- Exercise material:
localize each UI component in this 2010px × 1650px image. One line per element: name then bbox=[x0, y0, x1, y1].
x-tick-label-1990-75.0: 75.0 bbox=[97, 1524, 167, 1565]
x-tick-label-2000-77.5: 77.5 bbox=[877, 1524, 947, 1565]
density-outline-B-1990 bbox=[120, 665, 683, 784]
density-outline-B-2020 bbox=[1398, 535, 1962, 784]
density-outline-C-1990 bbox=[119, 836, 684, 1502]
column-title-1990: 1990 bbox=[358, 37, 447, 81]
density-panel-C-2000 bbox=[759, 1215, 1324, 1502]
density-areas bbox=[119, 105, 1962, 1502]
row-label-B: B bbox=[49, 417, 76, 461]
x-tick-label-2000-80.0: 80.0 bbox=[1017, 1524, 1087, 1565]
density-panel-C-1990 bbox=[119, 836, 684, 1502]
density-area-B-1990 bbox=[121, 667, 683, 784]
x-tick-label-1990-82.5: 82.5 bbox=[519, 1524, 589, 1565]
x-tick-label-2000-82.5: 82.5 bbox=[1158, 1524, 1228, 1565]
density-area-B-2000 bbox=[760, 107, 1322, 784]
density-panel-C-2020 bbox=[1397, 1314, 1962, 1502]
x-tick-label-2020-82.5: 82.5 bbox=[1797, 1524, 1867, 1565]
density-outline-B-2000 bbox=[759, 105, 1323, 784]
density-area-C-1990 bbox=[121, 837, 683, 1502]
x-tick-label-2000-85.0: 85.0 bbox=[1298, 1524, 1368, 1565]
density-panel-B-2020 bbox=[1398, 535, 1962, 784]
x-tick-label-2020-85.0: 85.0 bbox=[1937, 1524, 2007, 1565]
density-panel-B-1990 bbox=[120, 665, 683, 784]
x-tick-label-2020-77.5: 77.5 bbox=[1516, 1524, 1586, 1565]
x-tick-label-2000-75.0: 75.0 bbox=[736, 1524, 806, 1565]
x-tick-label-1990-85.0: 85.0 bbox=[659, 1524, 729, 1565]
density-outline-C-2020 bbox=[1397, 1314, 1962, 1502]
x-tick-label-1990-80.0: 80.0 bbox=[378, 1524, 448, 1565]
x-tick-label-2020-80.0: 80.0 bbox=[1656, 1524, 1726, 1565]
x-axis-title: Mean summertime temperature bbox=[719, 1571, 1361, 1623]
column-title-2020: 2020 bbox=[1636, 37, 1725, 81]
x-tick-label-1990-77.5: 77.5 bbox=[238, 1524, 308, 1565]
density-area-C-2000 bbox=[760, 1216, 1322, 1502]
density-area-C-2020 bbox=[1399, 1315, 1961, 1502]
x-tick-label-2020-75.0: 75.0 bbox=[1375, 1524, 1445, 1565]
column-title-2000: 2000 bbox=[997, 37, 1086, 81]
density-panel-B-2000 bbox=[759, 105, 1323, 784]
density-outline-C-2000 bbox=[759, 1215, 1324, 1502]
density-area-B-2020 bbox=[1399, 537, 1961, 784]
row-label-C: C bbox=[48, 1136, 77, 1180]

- What to work on:
Return the lines of the material word for word, from its first line through the line containing "density-outline-C-1990 bbox=[119, 836, 684, 1502]", with both ends included.

- Output for this task:
localize each UI component in this 2010px × 1650px image. One line per element: name then bbox=[x0, y0, x1, y1].
x-tick-label-1990-75.0: 75.0 bbox=[97, 1524, 167, 1565]
x-tick-label-2000-77.5: 77.5 bbox=[877, 1524, 947, 1565]
density-outline-B-1990 bbox=[120, 665, 683, 784]
density-outline-B-2020 bbox=[1398, 535, 1962, 784]
density-outline-C-1990 bbox=[119, 836, 684, 1502]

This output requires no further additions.